Take down each entry exactly as written.

Excerpt from a dataset -
════════════════════

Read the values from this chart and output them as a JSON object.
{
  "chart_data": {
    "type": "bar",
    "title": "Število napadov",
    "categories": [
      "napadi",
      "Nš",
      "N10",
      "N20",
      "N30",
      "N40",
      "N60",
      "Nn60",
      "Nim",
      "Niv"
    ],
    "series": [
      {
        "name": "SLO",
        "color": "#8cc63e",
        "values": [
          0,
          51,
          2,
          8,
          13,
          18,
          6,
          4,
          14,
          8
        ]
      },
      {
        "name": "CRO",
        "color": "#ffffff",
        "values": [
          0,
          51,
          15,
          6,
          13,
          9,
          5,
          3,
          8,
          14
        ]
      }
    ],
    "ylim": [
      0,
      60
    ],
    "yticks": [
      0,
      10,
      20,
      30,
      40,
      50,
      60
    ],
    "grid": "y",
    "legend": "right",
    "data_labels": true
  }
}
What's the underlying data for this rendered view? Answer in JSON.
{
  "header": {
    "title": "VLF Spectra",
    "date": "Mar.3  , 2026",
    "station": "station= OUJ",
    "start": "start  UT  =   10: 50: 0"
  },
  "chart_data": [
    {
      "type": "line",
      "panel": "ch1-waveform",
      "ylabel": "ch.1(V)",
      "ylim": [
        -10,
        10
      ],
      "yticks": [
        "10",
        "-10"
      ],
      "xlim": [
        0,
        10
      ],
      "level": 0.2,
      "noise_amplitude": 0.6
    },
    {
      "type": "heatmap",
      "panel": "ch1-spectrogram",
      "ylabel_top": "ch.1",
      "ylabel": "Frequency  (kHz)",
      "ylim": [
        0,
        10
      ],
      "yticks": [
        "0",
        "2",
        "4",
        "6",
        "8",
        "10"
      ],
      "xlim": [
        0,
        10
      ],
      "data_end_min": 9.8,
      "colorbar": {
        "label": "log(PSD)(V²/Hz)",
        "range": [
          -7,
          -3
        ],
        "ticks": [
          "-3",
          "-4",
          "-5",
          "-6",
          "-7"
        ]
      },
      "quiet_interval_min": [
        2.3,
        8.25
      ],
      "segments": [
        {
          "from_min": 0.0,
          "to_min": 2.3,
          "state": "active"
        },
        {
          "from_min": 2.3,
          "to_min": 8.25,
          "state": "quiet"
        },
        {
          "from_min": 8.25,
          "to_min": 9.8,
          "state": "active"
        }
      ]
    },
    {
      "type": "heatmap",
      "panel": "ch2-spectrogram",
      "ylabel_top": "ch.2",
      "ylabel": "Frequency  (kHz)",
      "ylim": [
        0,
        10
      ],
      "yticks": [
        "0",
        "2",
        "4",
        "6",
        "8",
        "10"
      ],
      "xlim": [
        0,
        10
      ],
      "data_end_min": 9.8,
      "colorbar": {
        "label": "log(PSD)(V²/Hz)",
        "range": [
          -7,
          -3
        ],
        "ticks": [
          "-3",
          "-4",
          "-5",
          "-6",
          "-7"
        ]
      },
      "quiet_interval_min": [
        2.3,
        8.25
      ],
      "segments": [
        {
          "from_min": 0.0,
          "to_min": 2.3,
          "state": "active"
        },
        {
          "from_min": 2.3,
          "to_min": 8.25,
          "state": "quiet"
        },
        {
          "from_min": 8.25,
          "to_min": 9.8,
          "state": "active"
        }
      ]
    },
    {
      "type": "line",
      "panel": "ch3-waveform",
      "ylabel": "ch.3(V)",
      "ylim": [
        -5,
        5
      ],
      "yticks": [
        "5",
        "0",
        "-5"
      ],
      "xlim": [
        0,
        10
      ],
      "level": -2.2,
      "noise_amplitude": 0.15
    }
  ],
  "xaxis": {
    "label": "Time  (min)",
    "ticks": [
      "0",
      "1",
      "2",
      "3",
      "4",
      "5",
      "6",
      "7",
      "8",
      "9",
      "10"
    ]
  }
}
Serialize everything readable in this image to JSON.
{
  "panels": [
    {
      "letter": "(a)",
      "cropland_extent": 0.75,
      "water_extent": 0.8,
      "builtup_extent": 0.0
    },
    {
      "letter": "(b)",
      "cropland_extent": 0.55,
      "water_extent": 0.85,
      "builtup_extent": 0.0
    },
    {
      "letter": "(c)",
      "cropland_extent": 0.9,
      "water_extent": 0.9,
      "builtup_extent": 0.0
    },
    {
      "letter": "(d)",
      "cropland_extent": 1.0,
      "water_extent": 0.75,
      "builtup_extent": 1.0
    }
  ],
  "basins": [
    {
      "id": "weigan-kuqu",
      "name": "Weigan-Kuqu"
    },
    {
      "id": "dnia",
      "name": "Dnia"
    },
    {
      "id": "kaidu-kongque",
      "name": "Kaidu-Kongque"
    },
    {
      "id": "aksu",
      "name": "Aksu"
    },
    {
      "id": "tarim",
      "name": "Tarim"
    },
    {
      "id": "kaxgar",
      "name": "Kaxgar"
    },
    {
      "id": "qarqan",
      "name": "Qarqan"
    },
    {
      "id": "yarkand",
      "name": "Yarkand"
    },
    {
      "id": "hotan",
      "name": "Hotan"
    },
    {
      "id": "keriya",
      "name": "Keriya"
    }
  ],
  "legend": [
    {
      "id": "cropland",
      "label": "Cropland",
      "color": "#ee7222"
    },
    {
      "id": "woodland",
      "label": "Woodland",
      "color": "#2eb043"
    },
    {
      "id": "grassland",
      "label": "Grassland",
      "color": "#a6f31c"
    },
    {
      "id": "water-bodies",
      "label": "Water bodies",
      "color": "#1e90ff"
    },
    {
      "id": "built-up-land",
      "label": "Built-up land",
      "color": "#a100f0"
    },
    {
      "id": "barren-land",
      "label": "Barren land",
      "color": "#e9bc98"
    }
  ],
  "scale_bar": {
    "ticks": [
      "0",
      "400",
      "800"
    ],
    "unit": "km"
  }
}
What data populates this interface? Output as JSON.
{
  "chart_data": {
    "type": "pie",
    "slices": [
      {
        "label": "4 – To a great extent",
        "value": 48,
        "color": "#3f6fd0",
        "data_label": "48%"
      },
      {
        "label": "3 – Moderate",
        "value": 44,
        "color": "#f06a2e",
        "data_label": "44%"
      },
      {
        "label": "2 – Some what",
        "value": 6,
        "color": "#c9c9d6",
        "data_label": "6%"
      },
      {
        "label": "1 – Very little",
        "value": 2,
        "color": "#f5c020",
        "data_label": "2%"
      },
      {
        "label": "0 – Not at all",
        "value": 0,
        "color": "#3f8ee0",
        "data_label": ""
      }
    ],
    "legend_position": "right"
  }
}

════════════════════

Result -
Read the values from this chart and output them as a JSON object.
{
  "chart_data": {
    "type": "bar",
    "title": "Število napadov",
    "categories": [
      "napadi",
      "Nš",
      "N10",
      "N20",
      "N30",
      "N40",
      "N60",
      "Nn60",
      "Nim",
      "Niv"
    ],
    "series": [
      {
        "name": "SLO",
        "color": "#8cc63e",
        "values": [
          0,
          51,
          2,
          8,
          13,
          18,
          6,
          4,
          14,
          8
        ]
      },
      {
        "name": "CRO",
        "color": "#ffffff",
        "values": [
          0,
          51,
          15,
          6,
          13,
          9,
          5,
          3,
          8,
          14
        ]
      }
    ],
    "ylim": [
      0,
      60
    ],
    "yticks": [
      0,
      10,
      20,
      30,
      40,
      50,
      60
    ],
    "grid": "y",
    "legend": "right",
    "data_labels": true
  }
}
What's the underlying data for this rendered view? Answer in JSON.
{
  "header": {
    "title": "VLF Spectra",
    "date": "Mar.3  , 2026",
    "station": "station= OUJ",
    "start": "start  UT  =   10: 50: 0"
  },
  "chart_data": [
    {
      "type": "line",
      "panel": "ch1-waveform",
      "ylabel": "ch.1(V)",
      "ylim": [
        -10,
        10
      ],
      "yticks": [
        "10",
        "-10"
      ],
      "xlim": [
        0,
        10
      ],
      "level": 0.2,
      "noise_amplitude": 0.6
    },
    {
      "type": "heatmap",
      "panel": "ch1-spectrogram",
      "ylabel_top": "ch.1",
      "ylabel": "Frequency  (kHz)",
      "ylim": [
        0,
        10
      ],
      "yticks": [
        "0",
        "2",
        "4",
        "6",
        "8",
        "10"
      ],
      "xlim": [
        0,
        10
      ],
      "data_end_min": 9.8,
      "colorbar": {
        "label": "log(PSD)(V²/Hz)",
        "range": [
          -7,
          -3
        ],
        "ticks": [
          "-3",
          "-4",
          "-5",
          "-6",
          "-7"
        ]
      },
      "quiet_interval_min": [
        2.3,
        8.25
      ],
      "segments": [
        {
          "from_min": 0.0,
          "to_min": 2.3,
          "state": "active"
        },
        {
          "from_min": 2.3,
          "to_min": 8.25,
          "state": "quiet"
        },
        {
          "from_min": 8.25,
          "to_min": 9.8,
          "state": "active"
        }
      ]
    },
    {
      "type": "heatmap",
      "panel": "ch2-spectrogram",
      "ylabel_top": "ch.2",
      "ylabel": "Frequency  (kHz)",
      "ylim": [
        0,
        10
      ],
      "yticks": [
        "0",
        "2",
        "4",
        "6",
        "8",
        "10"
      ],
      "xlim": [
        0,
        10
      ],
      "data_end_min": 9.8,
      "colorbar": {
        "label": "log(PSD)(V²/Hz)",
        "range": [
          -7,
          -3
        ],
        "ticks": [
          "-3",
          "-4",
          "-5",
          "-6",
          "-7"
        ]
      },
      "quiet_interval_min": [
        2.3,
        8.25
      ],
      "segments": [
        {
          "from_min": 0.0,
          "to_min": 2.3,
          "state": "active"
        },
        {
          "from_min": 2.3,
          "to_min": 8.25,
          "state": "quiet"
        },
        {
          "from_min": 8.25,
          "to_min": 9.8,
          "state": "active"
        }
      ]
    },
    {
      "type": "line",
      "panel": "ch3-waveform",
      "ylabel": "ch.3(V)",
      "ylim": [
        -5,
        5
      ],
      "yticks": [
        "5",
        "0",
        "-5"
      ],
      "xlim": [
        0,
        10
      ],
      "level": -2.2,
      "noise_amplitude": 0.15
    }
  ],
  "xaxis": {
    "label": "Time  (min)",
    "ticks": [
      "0",
      "1",
      "2",
      "3",
      "4",
      "5",
      "6",
      "7",
      "8",
      "9",
      "10"
    ]
  }
}
Serialize everything readable in this image to JSON.
{
  "panels": [
    {
      "letter": "(a)",
      "cropland_extent": 0.75,
      "water_extent": 0.8,
      "builtup_extent": 0.0
    },
    {
      "letter": "(b)",
      "cropland_extent": 0.55,
      "water_extent": 0.85,
      "builtup_extent": 0.0
    },
    {
      "letter": "(c)",
      "cropland_extent": 0.9,
      "water_extent": 0.9,
      "builtup_extent": 0.0
    },
    {
      "letter": "(d)",
      "cropland_extent": 1.0,
      "water_extent": 0.75,
      "builtup_extent": 1.0
    }
  ],
  "basins": [
    {
      "id": "weigan-kuqu",
      "name": "Weigan-Kuqu"
    },
    {
      "id": "dnia",
      "name": "Dnia"
    },
    {
      "id": "kaidu-kongque",
      "name": "Kaidu-Kongque"
    },
    {
      "id": "aksu",
      "name": "Aksu"
    },
    {
      "id": "tarim",
      "name": "Tarim"
    },
    {
      "id": "kaxgar",
      "name": "Kaxgar"
    },
    {
      "id": "qarqan",
      "name": "Qarqan"
    },
    {
      "id": "yarkand",
      "name": "Yarkand"
    },
    {
      "id": "hotan",
      "name": "Hotan"
    },
    {
      "id": "keriya",
      "name": "Keriya"
    }
  ],
  "legend": [
    {
      "id": "cropland",
      "label": "Cropland",
      "color": "#ee7222"
    },
    {
      "id": "woodland",
      "label": "Woodland",
      "color": "#2eb043"
    },
    {
      "id": "grassland",
      "label": "Grassland",
      "color": "#a6f31c"
    },
    {
      "id": "water-bodies",
      "label": "Water bodies",
      "color": "#1e90ff"
    },
    {
      "id": "built-up-land",
      "label": "Built-up land",
      "color": "#a100f0"
    },
    {
      "id": "barren-land",
      "label": "Barren land",
      "color": "#e9bc98"
    }
  ],
  "scale_bar": {
    "ticks": [
      "0",
      "400",
      "800"
    ],
    "unit": "km"
  }
}
What data populates this interface? Output as JSON.
{
  "chart_data": {
    "type": "pie",
    "slices": [
      {
        "label": "4 – To a great extent",
        "value": 48,
        "color": "#3f6fd0",
        "data_label": "48%"
      },
      {
        "label": "3 – Moderate",
        "value": 44,
        "color": "#f06a2e",
        "data_label": "44%"
      },
      {
        "label": "2 – Some what",
        "value": 6,
        "color": "#c9c9d6",
        "data_label": "6%"
      },
      {
        "label": "1 – Very little",
        "value": 2,
        "color": "#f5c020",
        "data_label": "2%"
      },
      {
        "label": "0 – Not at all",
        "value": 0,
        "color": "#3f8ee0",
        "data_label": ""
      }
    ],
    "legend_position": "right"
  }
}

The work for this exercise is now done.